> [Task directions]
Render the part of the records that opens with the line containing "I need the location" and closes with the line containing "interval[interactable]: 3D (104, 70, 122, 86)" as a JSON list of strings, one string per line, leaving out blank lines.

> [Listing]
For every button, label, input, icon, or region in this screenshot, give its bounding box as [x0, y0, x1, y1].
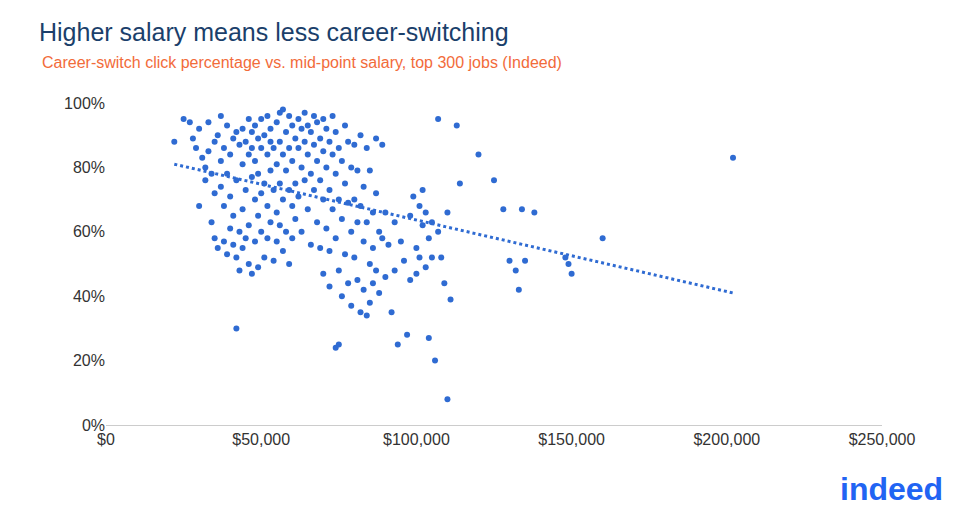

---

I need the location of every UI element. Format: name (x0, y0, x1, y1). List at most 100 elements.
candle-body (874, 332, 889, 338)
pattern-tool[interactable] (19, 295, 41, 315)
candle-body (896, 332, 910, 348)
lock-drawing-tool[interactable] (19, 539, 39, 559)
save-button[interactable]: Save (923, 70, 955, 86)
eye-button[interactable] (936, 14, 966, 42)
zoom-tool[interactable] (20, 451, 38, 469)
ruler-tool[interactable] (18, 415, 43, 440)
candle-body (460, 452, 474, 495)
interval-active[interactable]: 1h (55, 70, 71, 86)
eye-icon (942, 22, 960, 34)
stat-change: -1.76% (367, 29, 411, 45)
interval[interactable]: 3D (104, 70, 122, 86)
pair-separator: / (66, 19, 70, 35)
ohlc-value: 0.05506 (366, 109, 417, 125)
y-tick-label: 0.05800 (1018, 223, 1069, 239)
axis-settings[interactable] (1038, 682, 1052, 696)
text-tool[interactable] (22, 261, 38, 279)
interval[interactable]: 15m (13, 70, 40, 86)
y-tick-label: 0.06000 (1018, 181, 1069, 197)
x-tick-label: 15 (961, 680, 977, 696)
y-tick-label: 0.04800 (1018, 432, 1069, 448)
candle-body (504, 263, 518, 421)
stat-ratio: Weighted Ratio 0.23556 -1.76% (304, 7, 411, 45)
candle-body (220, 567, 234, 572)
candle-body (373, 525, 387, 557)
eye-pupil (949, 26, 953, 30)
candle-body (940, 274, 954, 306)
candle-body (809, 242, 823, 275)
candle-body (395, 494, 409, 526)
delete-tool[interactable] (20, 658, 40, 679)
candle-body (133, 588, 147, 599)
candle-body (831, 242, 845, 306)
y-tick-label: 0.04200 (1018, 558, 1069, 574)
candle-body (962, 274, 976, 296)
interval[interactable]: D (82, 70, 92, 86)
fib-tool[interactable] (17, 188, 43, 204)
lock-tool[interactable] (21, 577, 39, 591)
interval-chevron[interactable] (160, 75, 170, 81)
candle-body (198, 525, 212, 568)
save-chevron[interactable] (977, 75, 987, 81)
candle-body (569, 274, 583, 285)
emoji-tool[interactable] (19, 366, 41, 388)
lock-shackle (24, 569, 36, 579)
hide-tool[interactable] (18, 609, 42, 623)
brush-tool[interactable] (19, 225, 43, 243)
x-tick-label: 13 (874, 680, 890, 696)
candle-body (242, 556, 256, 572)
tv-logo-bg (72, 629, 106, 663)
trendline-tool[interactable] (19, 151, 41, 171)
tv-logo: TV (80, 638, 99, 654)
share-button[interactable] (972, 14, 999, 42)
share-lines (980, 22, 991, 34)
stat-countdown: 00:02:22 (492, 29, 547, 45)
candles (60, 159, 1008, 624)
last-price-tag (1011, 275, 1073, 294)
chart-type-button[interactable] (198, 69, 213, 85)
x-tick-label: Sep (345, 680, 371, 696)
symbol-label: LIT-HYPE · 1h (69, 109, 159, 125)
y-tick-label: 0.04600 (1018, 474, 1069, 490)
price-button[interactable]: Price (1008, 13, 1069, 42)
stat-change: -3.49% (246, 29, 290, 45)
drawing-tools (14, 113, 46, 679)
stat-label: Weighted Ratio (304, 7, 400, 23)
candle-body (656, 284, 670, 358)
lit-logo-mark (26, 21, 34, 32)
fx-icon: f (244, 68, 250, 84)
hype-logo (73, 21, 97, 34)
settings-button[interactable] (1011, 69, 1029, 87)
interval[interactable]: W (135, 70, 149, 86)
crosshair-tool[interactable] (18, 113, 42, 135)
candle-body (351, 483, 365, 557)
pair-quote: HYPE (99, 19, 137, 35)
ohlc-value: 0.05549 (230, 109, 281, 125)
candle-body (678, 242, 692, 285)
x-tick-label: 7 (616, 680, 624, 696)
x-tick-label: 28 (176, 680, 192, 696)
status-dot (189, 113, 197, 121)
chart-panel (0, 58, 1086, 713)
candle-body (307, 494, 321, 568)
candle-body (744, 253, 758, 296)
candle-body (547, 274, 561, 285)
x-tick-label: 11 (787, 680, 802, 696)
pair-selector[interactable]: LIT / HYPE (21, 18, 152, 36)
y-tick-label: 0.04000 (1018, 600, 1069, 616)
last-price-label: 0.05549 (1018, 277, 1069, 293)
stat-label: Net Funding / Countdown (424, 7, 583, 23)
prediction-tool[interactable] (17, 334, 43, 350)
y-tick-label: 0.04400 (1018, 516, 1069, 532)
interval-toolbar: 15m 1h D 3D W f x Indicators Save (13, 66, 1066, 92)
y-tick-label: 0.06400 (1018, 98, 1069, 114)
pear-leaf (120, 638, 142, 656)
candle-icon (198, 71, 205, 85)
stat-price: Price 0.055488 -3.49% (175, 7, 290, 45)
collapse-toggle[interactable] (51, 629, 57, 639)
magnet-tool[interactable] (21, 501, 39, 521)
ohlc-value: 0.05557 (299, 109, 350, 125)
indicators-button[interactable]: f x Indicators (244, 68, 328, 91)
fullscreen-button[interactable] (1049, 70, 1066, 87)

> [Final answer]
[
  "I need the location of every UI element. Format: name (x0, y0, x1, y1). List at most 100 elements.",
  "candle-body (874, 332, 889, 338)",
  "pattern-tool[interactable] (19, 295, 41, 315)",
  "candle-body (896, 332, 910, 348)",
  "lock-drawing-tool[interactable] (19, 539, 39, 559)",
  "save-button[interactable]: Save (923, 70, 955, 86)",
  "eye-button[interactable] (936, 14, 966, 42)",
  "zoom-tool[interactable] (20, 451, 38, 469)",
  "ruler-tool[interactable] (18, 415, 43, 440)",
  "candle-body (460, 452, 474, 495)",
  "interval-active[interactable]: 1h (55, 70, 71, 86)",
  "eye-icon (942, 22, 960, 34)",
  "stat-change: -1.76% (367, 29, 411, 45)",
  "interval[interactable]: 3D (104, 70, 122, 86)"
]